PROBLEM TO SOLVE:
Can you write out the whole listing exactly?

┌──

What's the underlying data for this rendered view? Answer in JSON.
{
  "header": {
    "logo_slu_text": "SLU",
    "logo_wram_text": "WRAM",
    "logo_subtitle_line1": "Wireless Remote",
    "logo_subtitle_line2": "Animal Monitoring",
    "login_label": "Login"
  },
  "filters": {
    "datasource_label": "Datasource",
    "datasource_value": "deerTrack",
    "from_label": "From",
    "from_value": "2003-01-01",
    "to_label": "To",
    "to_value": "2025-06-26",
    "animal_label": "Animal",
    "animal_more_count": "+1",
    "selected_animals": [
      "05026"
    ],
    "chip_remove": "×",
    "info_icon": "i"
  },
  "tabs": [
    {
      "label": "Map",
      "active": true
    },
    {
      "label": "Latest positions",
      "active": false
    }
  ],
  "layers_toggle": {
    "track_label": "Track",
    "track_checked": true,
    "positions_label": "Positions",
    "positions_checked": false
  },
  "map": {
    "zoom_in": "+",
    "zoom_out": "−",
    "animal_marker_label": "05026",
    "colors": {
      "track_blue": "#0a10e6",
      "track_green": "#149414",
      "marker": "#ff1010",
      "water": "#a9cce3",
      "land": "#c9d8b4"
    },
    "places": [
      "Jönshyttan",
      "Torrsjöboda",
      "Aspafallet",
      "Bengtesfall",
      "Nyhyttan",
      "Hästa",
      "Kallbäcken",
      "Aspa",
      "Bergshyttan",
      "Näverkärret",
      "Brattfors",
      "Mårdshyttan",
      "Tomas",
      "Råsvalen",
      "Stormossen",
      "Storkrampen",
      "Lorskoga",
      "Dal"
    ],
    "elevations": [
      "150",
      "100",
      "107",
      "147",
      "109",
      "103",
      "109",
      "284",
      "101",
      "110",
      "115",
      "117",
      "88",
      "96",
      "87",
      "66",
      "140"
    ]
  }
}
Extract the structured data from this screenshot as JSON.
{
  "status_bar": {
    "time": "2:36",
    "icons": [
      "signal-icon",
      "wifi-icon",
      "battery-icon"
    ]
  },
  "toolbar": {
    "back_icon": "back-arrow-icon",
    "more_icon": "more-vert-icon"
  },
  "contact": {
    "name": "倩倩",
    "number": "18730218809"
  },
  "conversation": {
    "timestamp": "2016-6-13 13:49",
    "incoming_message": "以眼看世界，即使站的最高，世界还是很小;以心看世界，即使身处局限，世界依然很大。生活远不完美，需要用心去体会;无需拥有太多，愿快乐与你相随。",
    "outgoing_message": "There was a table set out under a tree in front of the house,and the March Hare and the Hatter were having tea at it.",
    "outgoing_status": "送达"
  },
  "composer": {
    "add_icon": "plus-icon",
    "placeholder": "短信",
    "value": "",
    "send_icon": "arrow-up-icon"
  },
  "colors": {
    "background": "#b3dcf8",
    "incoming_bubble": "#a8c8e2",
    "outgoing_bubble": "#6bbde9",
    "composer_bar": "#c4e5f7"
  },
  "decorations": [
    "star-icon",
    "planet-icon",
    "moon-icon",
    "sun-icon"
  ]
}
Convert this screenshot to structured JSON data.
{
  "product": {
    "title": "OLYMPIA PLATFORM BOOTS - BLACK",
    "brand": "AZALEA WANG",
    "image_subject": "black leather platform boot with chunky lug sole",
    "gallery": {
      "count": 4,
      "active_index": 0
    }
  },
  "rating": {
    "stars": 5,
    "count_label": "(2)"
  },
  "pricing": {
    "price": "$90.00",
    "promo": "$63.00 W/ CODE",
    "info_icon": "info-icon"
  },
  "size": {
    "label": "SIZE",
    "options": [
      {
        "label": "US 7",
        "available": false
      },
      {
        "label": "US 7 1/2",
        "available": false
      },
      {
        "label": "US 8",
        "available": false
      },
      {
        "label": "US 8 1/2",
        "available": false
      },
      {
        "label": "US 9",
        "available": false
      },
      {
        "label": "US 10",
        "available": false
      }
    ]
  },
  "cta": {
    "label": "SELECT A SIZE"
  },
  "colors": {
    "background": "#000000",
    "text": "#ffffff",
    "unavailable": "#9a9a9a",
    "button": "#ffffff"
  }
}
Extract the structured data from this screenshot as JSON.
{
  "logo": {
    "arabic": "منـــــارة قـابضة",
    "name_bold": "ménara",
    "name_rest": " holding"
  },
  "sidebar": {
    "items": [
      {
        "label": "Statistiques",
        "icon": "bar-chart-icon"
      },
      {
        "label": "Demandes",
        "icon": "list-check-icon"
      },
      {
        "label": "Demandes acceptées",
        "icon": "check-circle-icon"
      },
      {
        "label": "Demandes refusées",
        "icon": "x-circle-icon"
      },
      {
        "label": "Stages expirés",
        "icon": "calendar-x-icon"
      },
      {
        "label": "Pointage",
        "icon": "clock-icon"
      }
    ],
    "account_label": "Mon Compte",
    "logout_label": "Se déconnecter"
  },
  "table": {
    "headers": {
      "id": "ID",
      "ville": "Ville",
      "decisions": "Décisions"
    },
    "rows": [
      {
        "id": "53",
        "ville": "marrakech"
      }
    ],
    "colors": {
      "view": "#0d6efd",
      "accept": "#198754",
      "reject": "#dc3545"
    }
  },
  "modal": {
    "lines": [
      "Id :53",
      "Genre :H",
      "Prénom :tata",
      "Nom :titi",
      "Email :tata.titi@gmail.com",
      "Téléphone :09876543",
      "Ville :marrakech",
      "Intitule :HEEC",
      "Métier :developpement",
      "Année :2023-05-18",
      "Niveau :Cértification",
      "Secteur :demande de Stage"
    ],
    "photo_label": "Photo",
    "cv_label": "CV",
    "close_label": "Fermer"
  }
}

└──

RESULT OF THIS TASK:
What's the underlying data for this rendered view? Answer in JSON.
{
  "header": {
    "logo_slu_text": "SLU",
    "logo_wram_text": "WRAM",
    "logo_subtitle_line1": "Wireless Remote",
    "logo_subtitle_line2": "Animal Monitoring",
    "login_label": "Login"
  },
  "filters": {
    "datasource_label": "Datasource",
    "datasource_value": "deerTrack",
    "from_label": "From",
    "from_value": "2003-01-01",
    "to_label": "To",
    "to_value": "2025-06-26",
    "animal_label": "Animal",
    "animal_more_count": "+1",
    "selected_animals": [
      "05026"
    ],
    "chip_remove": "×",
    "info_icon": "i"
  },
  "tabs": [
    {
      "label": "Map",
      "active": true
    },
    {
      "label": "Latest positions",
      "active": false
    }
  ],
  "layers_toggle": {
    "track_label": "Track",
    "track_checked": true,
    "positions_label": "Positions",
    "positions_checked": false
  },
  "map": {
    "zoom_in": "+",
    "zoom_out": "−",
    "animal_marker_label": "05026",
    "colors": {
      "track_blue": "#0a10e6",
      "track_green": "#149414",
      "marker": "#ff1010",
      "water": "#a9cce3",
      "land": "#c9d8b4"
    },
    "places": [
      "Jönshyttan",
      "Torrsjöboda",
      "Aspafallet",
      "Bengtesfall",
      "Nyhyttan",
      "Hästa",
      "Kallbäcken",
      "Aspa",
      "Bergshyttan",
      "Näverkärret",
      "Brattfors",
      "Mårdshyttan",
      "Tomas",
      "Råsvalen",
      "Stormossen",
      "Storkrampen",
      "Lorskoga",
      "Dal"
    ],
    "elevations": [
      "150",
      "100",
      "107",
      "147",
      "109",
      "103",
      "109",
      "284",
      "101",
      "110",
      "115",
      "117",
      "88",
      "96",
      "87",
      "66",
      "140"
    ]
  }
}
Extract the structured data from this screenshot as JSON.
{
  "status_bar": {
    "time": "2:36",
    "icons": [
      "signal-icon",
      "wifi-icon",
      "battery-icon"
    ]
  },
  "toolbar": {
    "back_icon": "back-arrow-icon",
    "more_icon": "more-vert-icon"
  },
  "contact": {
    "name": "倩倩",
    "number": "18730218809"
  },
  "conversation": {
    "timestamp": "2016-6-13 13:49",
    "incoming_message": "以眼看世界，即使站的最高，世界还是很小;以心看世界，即使身处局限，世界依然很大。生活远不完美，需要用心去体会;无需拥有太多，愿快乐与你相随。",
    "outgoing_message": "There was a table set out under a tree in front of the house,and the March Hare and the Hatter were having tea at it.",
    "outgoing_status": "送达"
  },
  "composer": {
    "add_icon": "plus-icon",
    "placeholder": "短信",
    "value": "",
    "send_icon": "arrow-up-icon"
  },
  "colors": {
    "background": "#b3dcf8",
    "incoming_bubble": "#a8c8e2",
    "outgoing_bubble": "#6bbde9",
    "composer_bar": "#c4e5f7"
  },
  "decorations": [
    "star-icon",
    "planet-icon",
    "moon-icon",
    "sun-icon"
  ]
}
Convert this screenshot to structured JSON data.
{
  "product": {
    "title": "OLYMPIA PLATFORM BOOTS - BLACK",
    "brand": "AZALEA WANG",
    "image_subject": "black leather platform boot with chunky lug sole",
    "gallery": {
      "count": 4,
      "active_index": 0
    }
  },
  "rating": {
    "stars": 5,
    "count_label": "(2)"
  },
  "pricing": {
    "price": "$90.00",
    "promo": "$63.00 W/ CODE",
    "info_icon": "info-icon"
  },
  "size": {
    "label": "SIZE",
    "options": [
      {
        "label": "US 7",
        "available": false
      },
      {
        "label": "US 7 1/2",
        "available": false
      },
      {
        "label": "US 8",
        "available": false
      },
      {
        "label": "US 8 1/2",
        "available": false
      },
      {
        "label": "US 9",
        "available": false
      },
      {
        "label": "US 10",
        "available": false
      }
    ]
  },
  "cta": {
    "label": "SELECT A SIZE"
  },
  "colors": {
    "background": "#000000",
    "text": "#ffffff",
    "unavailable": "#9a9a9a",
    "button": "#ffffff"
  }
}
Extract the structured data from this screenshot as JSON.
{
  "logo": {
    "arabic": "منـــــارة قـابضة",
    "name_bold": "ménara",
    "name_rest": " holding"
  },
  "sidebar": {
    "items": [
      {
        "label": "Statistiques",
        "icon": "bar-chart-icon"
      },
      {
        "label": "Demandes",
        "icon": "list-check-icon"
      },
      {
        "label": "Demandes acceptées",
        "icon": "check-circle-icon"
      },
      {
        "label": "Demandes refusées",
        "icon": "x-circle-icon"
      },
      {
        "label": "Stages expirés",
        "icon": "calendar-x-icon"
      },
      {
        "label": "Pointage",
        "icon": "clock-icon"
      }
    ],
    "account_label": "Mon Compte",
    "logout_label": "Se déconnecter"
  },
  "table": {
    "headers": {
      "id": "ID",
      "ville": "Ville",
      "decisions": "Décisions"
    },
    "rows": [
      {
        "id": "53",
        "ville": "marrakech"
      }
    ],
    "colors": {
      "view": "#0d6efd",
      "accept": "#198754",
      "reject": "#dc3545"
    }
  },
  "modal": {
    "lines": [
      "Id :53",
      "Genre :H",
      "Prénom :tata",
      "Nom :titi",
      "Email :tata.titi@gmail.com",
      "Téléphone :09876543",
      "Ville :marrakech",
      "Intitule :HEEC",
      "Métier :developpement",
      "Année :2023-05-18",
      "Niveau :Cértification",
      "Secteur :demande de Stage"
    ],
    "photo_label": "Photo",
    "cv_label": "CV",
    "close_label": "Fermer"
  }
}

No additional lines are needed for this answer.